## Requirements
Determine how many lines in the entries below include "page". The reply should be that number and nothing else.

-- START OF Material supplied --

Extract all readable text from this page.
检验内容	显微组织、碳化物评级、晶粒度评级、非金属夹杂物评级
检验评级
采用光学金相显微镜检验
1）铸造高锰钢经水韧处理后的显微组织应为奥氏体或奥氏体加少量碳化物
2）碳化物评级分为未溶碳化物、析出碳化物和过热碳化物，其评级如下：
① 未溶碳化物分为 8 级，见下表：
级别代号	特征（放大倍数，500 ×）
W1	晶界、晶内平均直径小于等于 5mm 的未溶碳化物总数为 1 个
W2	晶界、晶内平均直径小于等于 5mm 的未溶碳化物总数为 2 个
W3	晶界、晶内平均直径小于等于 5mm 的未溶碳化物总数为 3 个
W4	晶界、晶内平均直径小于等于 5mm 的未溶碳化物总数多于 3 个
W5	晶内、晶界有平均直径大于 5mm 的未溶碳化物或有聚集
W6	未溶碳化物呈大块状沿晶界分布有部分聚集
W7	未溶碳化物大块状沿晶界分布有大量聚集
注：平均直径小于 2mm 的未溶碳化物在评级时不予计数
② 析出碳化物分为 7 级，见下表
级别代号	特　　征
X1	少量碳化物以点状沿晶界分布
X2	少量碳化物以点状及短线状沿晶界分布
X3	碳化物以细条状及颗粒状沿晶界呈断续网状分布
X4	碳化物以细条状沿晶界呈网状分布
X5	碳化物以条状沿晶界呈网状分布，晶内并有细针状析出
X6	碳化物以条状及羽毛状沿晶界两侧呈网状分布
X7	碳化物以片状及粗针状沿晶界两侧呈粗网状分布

-- END OF Material supplied --
-- START OF Material supplied --

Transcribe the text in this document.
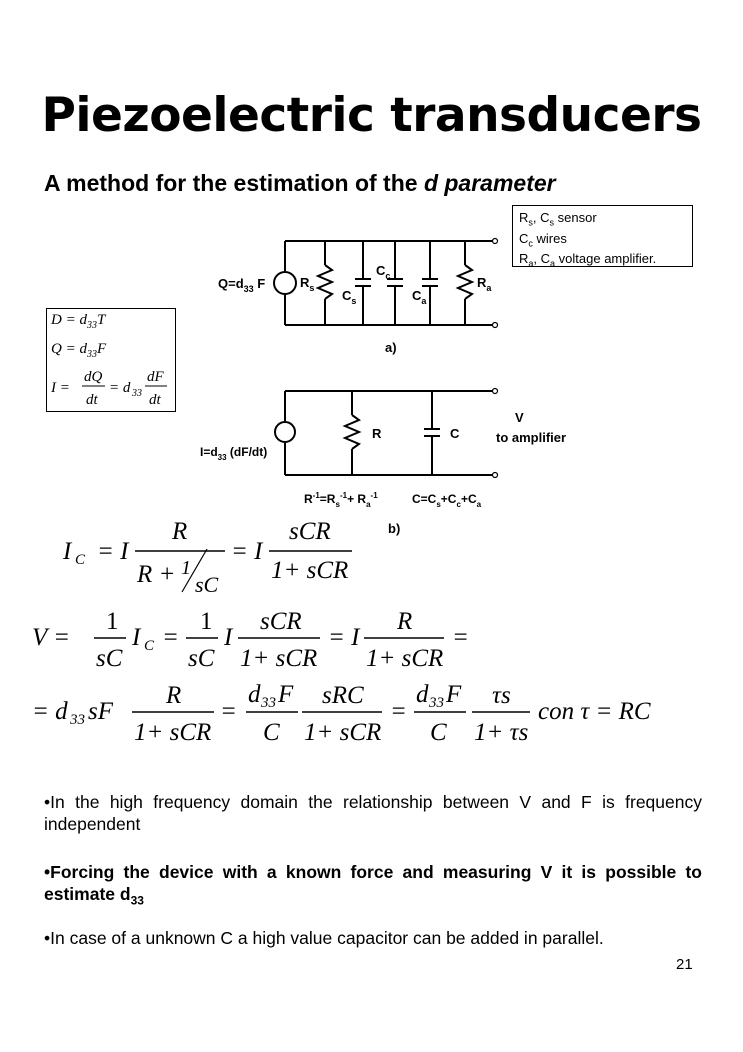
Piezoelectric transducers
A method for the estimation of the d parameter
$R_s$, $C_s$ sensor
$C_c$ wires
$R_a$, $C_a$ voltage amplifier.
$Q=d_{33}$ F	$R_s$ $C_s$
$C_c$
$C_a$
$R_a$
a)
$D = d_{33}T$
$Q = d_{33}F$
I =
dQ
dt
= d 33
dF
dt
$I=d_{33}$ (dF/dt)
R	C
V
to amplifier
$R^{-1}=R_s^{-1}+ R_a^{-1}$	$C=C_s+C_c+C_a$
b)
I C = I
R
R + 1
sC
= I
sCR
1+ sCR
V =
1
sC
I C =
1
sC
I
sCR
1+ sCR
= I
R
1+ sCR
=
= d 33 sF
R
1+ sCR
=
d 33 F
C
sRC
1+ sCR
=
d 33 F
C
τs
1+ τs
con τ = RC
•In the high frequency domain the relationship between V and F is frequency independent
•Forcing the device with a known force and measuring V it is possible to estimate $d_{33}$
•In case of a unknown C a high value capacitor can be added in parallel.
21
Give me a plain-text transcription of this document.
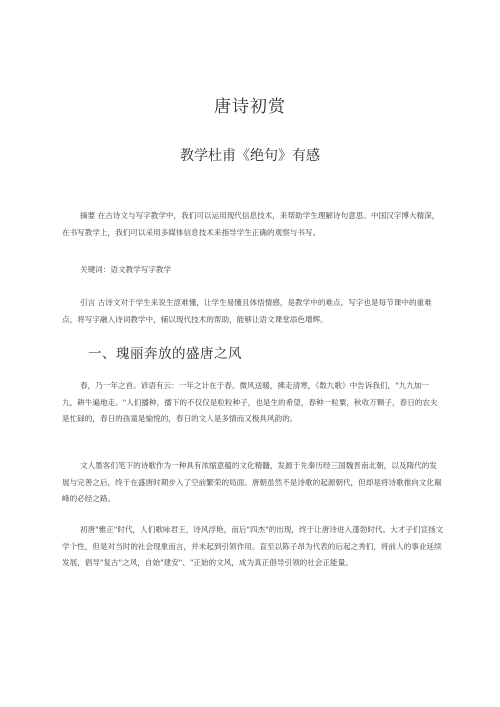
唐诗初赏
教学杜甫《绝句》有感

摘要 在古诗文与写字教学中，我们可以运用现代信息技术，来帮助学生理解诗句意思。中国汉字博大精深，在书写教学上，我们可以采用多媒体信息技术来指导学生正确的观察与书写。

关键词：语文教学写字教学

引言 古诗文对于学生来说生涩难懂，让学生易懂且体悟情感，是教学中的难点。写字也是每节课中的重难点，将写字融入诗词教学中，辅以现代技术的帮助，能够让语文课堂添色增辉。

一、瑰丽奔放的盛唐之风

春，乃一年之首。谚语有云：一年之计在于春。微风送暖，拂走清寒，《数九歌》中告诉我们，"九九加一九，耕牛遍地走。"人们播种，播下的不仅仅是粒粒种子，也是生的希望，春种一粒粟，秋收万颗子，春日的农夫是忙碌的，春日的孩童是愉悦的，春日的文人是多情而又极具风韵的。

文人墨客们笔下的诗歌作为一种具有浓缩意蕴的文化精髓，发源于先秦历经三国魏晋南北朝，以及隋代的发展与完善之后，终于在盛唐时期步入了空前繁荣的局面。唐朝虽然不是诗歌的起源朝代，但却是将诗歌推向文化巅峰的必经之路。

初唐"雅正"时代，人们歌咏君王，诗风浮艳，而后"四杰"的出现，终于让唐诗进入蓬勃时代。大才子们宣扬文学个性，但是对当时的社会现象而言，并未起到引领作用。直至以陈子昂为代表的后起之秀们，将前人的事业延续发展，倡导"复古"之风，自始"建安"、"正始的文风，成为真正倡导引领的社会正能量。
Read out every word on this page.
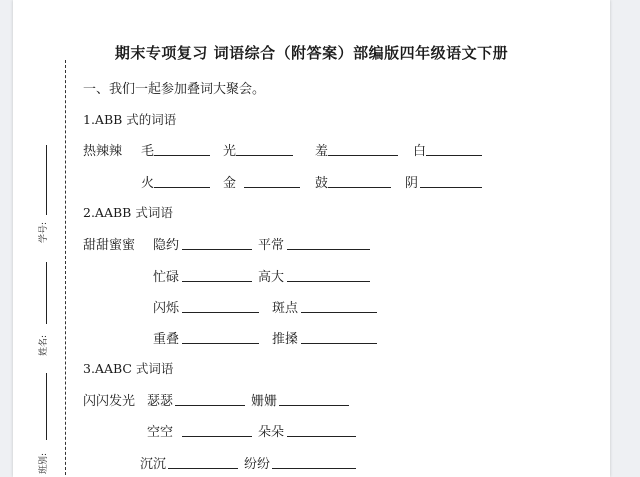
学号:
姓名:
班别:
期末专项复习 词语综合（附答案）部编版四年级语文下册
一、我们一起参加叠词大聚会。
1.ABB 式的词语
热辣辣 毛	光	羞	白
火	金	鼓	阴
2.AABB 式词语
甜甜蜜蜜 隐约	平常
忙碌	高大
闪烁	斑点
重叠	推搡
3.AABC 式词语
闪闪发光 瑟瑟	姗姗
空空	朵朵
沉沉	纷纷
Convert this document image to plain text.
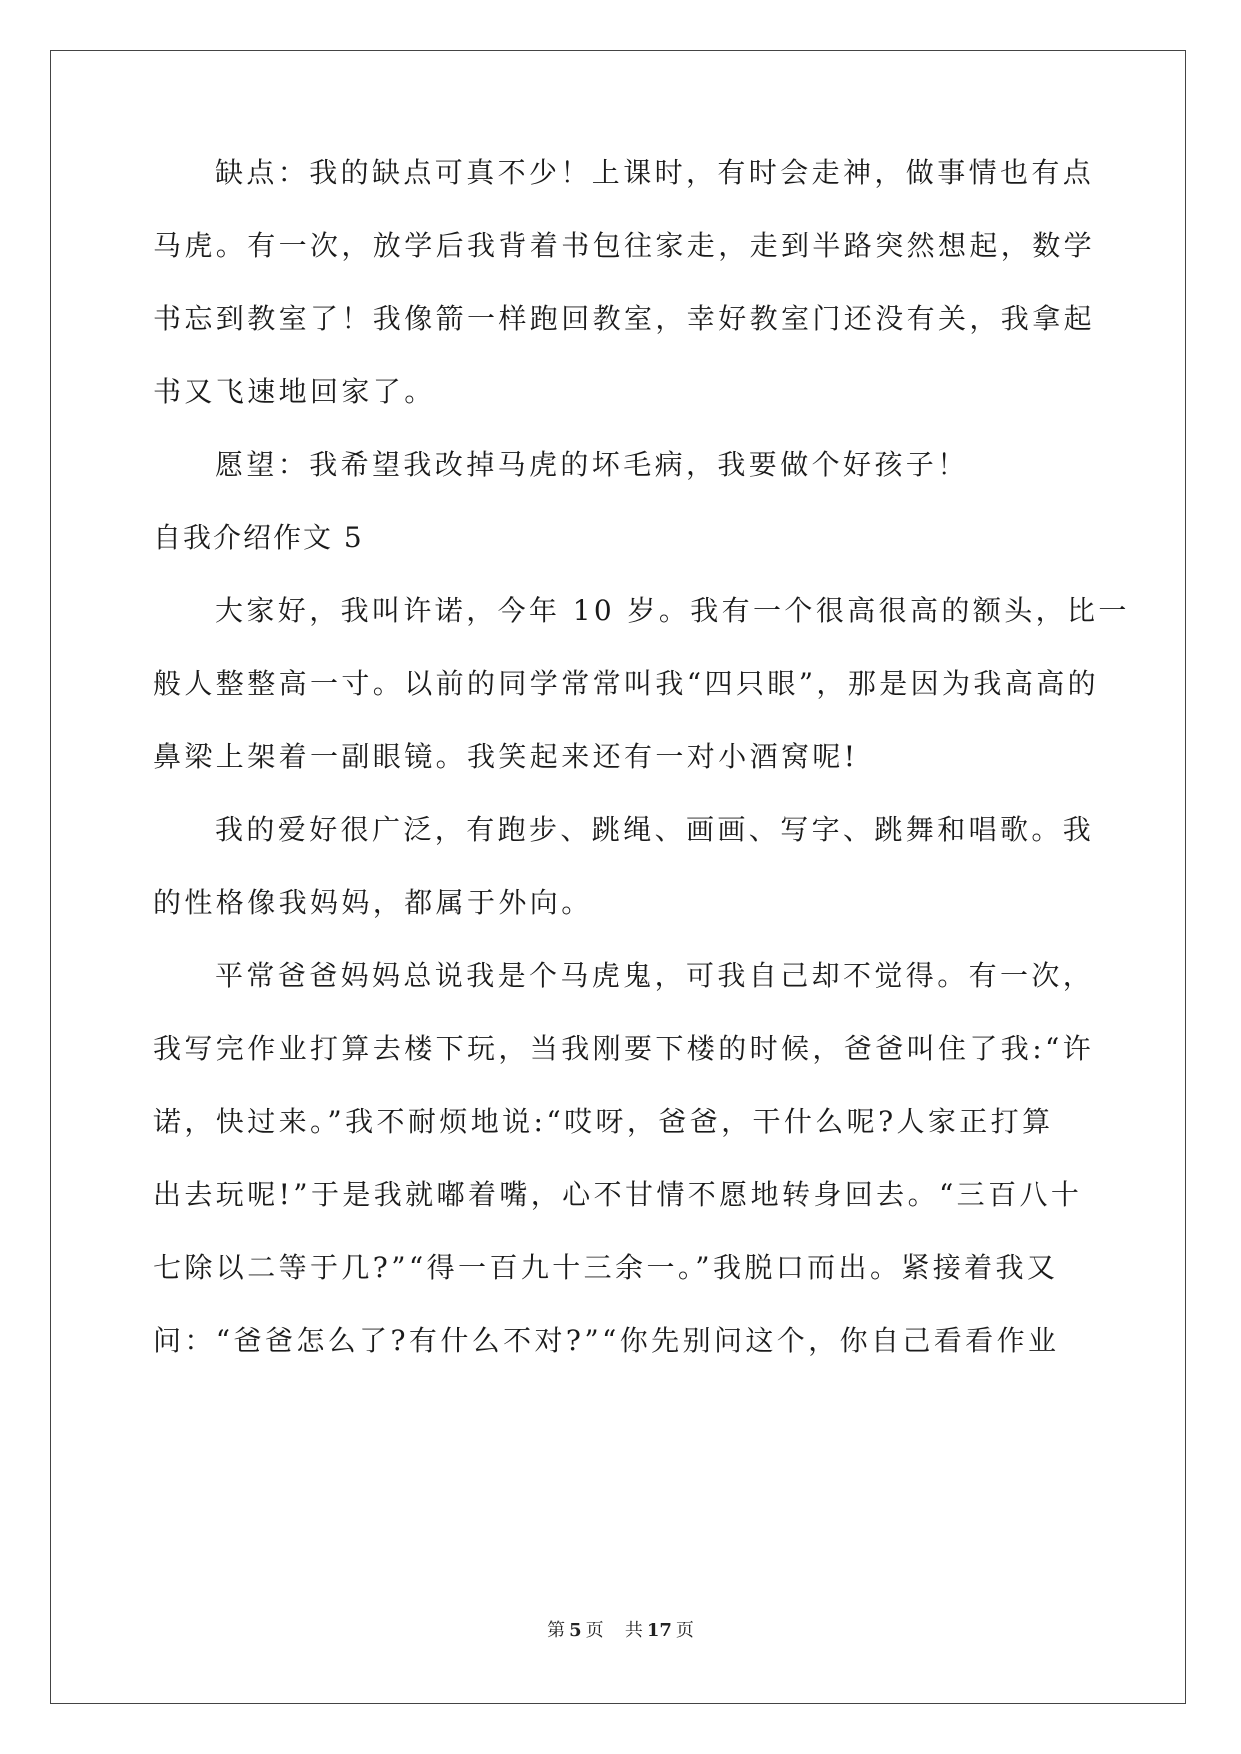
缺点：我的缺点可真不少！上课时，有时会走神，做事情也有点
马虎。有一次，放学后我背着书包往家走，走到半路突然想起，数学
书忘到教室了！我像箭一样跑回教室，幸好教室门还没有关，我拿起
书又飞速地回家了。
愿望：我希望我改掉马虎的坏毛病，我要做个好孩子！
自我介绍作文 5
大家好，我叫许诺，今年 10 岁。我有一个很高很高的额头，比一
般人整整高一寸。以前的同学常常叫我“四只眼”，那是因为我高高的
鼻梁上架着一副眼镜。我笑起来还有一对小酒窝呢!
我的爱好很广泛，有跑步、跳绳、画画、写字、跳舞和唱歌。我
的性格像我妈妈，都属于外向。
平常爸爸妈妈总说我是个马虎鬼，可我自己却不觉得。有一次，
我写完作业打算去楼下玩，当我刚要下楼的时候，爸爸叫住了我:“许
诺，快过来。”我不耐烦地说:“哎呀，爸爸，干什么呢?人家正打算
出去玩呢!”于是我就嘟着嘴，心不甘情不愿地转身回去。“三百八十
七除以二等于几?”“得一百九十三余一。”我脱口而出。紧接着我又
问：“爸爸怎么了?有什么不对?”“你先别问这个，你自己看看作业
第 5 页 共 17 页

-- END OF Material supplied --

## Solution to the problem
2